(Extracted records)
#####

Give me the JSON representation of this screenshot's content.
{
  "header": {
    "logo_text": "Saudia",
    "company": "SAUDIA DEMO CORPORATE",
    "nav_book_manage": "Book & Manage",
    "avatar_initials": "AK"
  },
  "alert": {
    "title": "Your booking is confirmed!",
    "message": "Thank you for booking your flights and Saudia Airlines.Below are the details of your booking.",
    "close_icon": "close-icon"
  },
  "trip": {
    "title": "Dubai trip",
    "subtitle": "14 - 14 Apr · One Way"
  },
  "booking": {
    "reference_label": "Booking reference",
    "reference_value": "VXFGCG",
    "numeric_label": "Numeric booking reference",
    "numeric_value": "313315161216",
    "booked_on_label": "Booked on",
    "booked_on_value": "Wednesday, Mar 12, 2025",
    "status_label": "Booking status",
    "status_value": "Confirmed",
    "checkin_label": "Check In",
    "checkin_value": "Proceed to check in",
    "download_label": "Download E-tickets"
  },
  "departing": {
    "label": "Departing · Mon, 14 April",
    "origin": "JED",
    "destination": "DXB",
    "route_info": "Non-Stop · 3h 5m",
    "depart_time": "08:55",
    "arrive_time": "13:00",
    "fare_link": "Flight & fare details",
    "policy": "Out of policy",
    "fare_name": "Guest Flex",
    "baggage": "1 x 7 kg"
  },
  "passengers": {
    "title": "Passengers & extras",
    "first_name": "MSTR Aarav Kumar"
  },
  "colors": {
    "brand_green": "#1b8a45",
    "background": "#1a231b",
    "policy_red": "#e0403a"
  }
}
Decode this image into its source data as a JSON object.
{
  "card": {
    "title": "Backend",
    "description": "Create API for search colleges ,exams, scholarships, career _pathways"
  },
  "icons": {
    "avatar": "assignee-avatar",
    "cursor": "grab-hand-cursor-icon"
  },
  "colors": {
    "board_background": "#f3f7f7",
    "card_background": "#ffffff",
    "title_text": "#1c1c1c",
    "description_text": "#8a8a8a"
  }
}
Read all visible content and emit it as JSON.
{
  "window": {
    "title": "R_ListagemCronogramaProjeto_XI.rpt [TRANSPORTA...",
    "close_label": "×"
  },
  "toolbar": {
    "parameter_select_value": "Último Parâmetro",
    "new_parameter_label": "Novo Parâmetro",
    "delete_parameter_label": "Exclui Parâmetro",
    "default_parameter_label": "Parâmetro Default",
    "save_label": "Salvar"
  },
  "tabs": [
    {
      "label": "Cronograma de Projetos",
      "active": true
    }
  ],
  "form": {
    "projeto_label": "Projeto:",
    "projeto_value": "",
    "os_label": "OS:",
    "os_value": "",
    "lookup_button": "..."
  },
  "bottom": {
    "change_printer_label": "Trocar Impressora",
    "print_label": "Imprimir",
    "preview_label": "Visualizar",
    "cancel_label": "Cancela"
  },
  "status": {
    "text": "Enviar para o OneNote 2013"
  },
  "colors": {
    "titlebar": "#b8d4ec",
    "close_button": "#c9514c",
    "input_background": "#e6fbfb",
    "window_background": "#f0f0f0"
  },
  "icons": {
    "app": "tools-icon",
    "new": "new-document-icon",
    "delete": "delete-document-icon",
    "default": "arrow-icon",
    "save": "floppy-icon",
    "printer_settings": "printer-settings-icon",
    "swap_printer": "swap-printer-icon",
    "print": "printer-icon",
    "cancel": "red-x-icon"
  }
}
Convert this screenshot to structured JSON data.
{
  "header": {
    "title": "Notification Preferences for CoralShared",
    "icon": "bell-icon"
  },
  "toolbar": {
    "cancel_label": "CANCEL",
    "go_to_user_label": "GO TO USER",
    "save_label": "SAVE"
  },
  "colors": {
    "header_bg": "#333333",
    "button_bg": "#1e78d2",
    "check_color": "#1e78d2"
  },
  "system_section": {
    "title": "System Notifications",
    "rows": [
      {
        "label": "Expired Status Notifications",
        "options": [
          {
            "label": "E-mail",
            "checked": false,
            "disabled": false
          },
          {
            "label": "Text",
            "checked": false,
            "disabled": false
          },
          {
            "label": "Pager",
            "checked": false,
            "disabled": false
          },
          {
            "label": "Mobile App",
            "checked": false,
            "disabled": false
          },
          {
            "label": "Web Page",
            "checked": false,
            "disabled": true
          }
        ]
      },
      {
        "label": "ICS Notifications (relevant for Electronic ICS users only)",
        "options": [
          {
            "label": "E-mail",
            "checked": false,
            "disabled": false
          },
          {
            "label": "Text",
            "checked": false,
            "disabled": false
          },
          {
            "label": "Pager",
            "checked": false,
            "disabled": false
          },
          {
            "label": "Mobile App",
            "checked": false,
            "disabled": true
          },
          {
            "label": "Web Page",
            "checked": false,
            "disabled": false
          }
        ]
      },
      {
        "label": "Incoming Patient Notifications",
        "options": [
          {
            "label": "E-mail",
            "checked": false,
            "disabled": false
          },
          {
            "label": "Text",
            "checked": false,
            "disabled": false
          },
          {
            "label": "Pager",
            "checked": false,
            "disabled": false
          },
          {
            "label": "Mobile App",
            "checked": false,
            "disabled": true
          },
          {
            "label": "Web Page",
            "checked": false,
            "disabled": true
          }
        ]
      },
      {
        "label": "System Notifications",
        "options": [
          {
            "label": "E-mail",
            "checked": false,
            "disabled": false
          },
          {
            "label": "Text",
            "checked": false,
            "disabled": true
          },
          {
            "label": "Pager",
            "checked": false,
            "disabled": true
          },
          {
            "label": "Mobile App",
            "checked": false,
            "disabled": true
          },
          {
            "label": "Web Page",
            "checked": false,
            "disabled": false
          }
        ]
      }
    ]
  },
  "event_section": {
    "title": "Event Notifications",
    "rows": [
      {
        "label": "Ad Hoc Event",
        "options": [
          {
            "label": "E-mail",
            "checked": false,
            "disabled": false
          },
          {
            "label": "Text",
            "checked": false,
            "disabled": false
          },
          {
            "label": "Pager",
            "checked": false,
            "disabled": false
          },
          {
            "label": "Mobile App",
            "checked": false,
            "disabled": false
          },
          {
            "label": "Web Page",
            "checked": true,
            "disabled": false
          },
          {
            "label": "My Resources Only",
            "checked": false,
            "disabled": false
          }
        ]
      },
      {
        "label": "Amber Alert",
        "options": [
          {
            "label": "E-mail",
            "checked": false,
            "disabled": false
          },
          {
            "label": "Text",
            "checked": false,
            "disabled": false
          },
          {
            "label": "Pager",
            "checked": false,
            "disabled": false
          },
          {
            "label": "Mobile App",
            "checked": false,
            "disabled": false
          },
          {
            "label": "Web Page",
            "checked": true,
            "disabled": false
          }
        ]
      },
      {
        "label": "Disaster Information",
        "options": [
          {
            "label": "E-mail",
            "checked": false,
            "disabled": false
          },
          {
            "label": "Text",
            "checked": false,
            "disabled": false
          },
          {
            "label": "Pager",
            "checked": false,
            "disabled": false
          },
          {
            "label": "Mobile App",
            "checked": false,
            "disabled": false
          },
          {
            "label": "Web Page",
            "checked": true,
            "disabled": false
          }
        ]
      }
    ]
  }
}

#####

Given instruction>
Every line above should be retyped exactly as given.

Solution to this problem>
Give me the JSON representation of this screenshot's content.
{
  "header": {
    "logo_text": "Saudia",
    "company": "SAUDIA DEMO CORPORATE",
    "nav_book_manage": "Book & Manage",
    "avatar_initials": "AK"
  },
  "alert": {
    "title": "Your booking is confirmed!",
    "message": "Thank you for booking your flights and Saudia Airlines.Below are the details of your booking.",
    "close_icon": "close-icon"
  },
  "trip": {
    "title": "Dubai trip",
    "subtitle": "14 - 14 Apr · One Way"
  },
  "booking": {
    "reference_label": "Booking reference",
    "reference_value": "VXFGCG",
    "numeric_label": "Numeric booking reference",
    "numeric_value": "313315161216",
    "booked_on_label": "Booked on",
    "booked_on_value": "Wednesday, Mar 12, 2025",
    "status_label": "Booking status",
    "status_value": "Confirmed",
    "checkin_label": "Check In",
    "checkin_value": "Proceed to check in",
    "download_label": "Download E-tickets"
  },
  "departing": {
    "label": "Departing · Mon, 14 April",
    "origin": "JED",
    "destination": "DXB",
    "route_info": "Non-Stop · 3h 5m",
    "depart_time": "08:55",
    "arrive_time": "13:00",
    "fare_link": "Flight & fare details",
    "policy": "Out of policy",
    "fare_name": "Guest Flex",
    "baggage": "1 x 7 kg"
  },
  "passengers": {
    "title": "Passengers & extras",
    "first_name": "MSTR Aarav Kumar"
  },
  "colors": {
    "brand_green": "#1b8a45",
    "background": "#1a231b",
    "policy_red": "#e0403a"
  }
}
Decode this image into its source data as a JSON object.
{
  "card": {
    "title": "Backend",
    "description": "Create API for search colleges ,exams, scholarships, career _pathways"
  },
  "icons": {
    "avatar": "assignee-avatar",
    "cursor": "grab-hand-cursor-icon"
  },
  "colors": {
    "board_background": "#f3f7f7",
    "card_background": "#ffffff",
    "title_text": "#1c1c1c",
    "description_text": "#8a8a8a"
  }
}
Read all visible content and emit it as JSON.
{
  "window": {
    "title": "R_ListagemCronogramaProjeto_XI.rpt [TRANSPORTA...",
    "close_label": "×"
  },
  "toolbar": {
    "parameter_select_value": "Último Parâmetro",
    "new_parameter_label": "Novo Parâmetro",
    "delete_parameter_label": "Exclui Parâmetro",
    "default_parameter_label": "Parâmetro Default",
    "save_label": "Salvar"
  },
  "tabs": [
    {
      "label": "Cronograma de Projetos",
      "active": true
    }
  ],
  "form": {
    "projeto_label": "Projeto:",
    "projeto_value": "",
    "os_label": "OS:",
    "os_value": "",
    "lookup_button": "..."
  },
  "bottom": {
    "change_printer_label": "Trocar Impressora",
    "print_label": "Imprimir",
    "preview_label": "Visualizar",
    "cancel_label": "Cancela"
  },
  "status": {
    "text": "Enviar para o OneNote 2013"
  },
  "colors": {
    "titlebar": "#b8d4ec",
    "close_button": "#c9514c",
    "input_background": "#e6fbfb",
    "window_background": "#f0f0f0"
  },
  "icons": {
    "app": "tools-icon",
    "new": "new-document-icon",
    "delete": "delete-document-icon",
    "default": "arrow-icon",
    "save": "floppy-icon",
    "printer_settings": "printer-settings-icon",
    "swap_printer": "swap-printer-icon",
    "print": "printer-icon",
    "cancel": "red-x-icon"
  }
}
Convert this screenshot to structured JSON data.
{
  "header": {
    "title": "Notification Preferences for CoralShared",
    "icon": "bell-icon"
  },
  "toolbar": {
    "cancel_label": "CANCEL",
    "go_to_user_label": "GO TO USER",
    "save_label": "SAVE"
  },
  "colors": {
    "header_bg": "#333333",
    "button_bg": "#1e78d2",
    "check_color": "#1e78d2"
  },
  "system_section": {
    "title": "System Notifications",
    "rows": [
      {
        "label": "Expired Status Notifications",
        "options": [
          {
            "label": "E-mail",
            "checked": false,
            "disabled": false
          },
          {
            "label": "Text",
            "checked": false,
            "disabled": false
          },
          {
            "label": "Pager",
            "checked": false,
            "disabled": false
          },
          {
            "label": "Mobile App",
            "checked": false,
            "disabled": false
          },
          {
            "label": "Web Page",
            "checked": false,
            "disabled": true
          }
        ]
      },
      {
        "label": "ICS Notifications (relevant for Electronic ICS users only)",
        "options": [
          {
            "label": "E-mail",
            "checked": false,
            "disabled": false
          },
          {
            "label": "Text",
            "checked": false,
            "disabled": false
          },
          {
            "label": "Pager",
            "checked": false,
            "disabled": false
          },
          {
            "label": "Mobile App",
            "checked": false,
            "disabled": true
          },
          {
            "label": "Web Page",
            "checked": false,
            "disabled": false
          }
        ]
      },
      {
        "label": "Incoming Patient Notifications",
        "options": [
          {
            "label": "E-mail",
            "checked": false,
            "disabled": false
          },
          {
            "label": "Text",
            "checked": false,
            "disabled": false
          },
          {
            "label": "Pager",
            "checked": false,
            "disabled": false
          },
          {
            "label": "Mobile App",
            "checked": false,
            "disabled": true
          },
          {
            "label": "Web Page",
            "checked": false,
            "disabled": true
          }
        ]
      },
      {
        "label": "System Notifications",
        "options": [
          {
            "label": "E-mail",
            "checked": false,
            "disabled": false
          },
          {
            "label": "Text",
            "checked": false,
            "disabled": true
          },
          {
            "label": "Pager",
            "checked": false,
            "disabled": true
          },
          {
            "label": "Mobile App",
            "checked": false,
            "disabled": true
          },
          {
            "label": "Web Page",
            "checked": false,
            "disabled": false
          }
        ]
      }
    ]
  },
  "event_section": {
    "title": "Event Notifications",
    "rows": [
      {
        "label": "Ad Hoc Event",
        "options": [
          {
            "label": "E-mail",
            "checked": false,
            "disabled": false
          },
          {
            "label": "Text",
            "checked": false,
            "disabled": false
          },
          {
            "label": "Pager",
            "checked": false,
            "disabled": false
          },
          {
            "label": "Mobile App",
            "checked": false,
            "disabled": false
          },
          {
            "label": "Web Page",
            "checked": true,
            "disabled": false
          },
          {
            "label": "My Resources Only",
            "checked": false,
            "disabled": false
          }
        ]
      },
      {
        "label": "Amber Alert",
        "options": [
          {
            "label": "E-mail",
            "checked": false,
            "disabled": false
          },
          {
            "label": "Text",
            "checked": false,
            "disabled": false
          },
          {
            "label": "Pager",
            "checked": false,
            "disabled": false
          },
          {
            "label": "Mobile App",
            "checked": false,
            "disabled": false
          },
          {
            "label": "Web Page",
            "checked": true,
            "disabled": false
          }
        ]
      },
      {
        "label": "Disaster Information",
        "options": [
          {
            "label": "E-mail",
            "checked": false,
            "disabled": false
          },
          {
            "label": "Text",
            "checked": false,
            "disabled": false
          },
          {
            "label": "Pager",
            "checked": false,
            "disabled": false
          },
          {
            "label": "Mobile App",
            "checked": false,
            "disabled": false
          },
          {
            "label": "Web Page",
            "checked": true,
            "disabled": false
          }
        ]
      }
    ]
  }
}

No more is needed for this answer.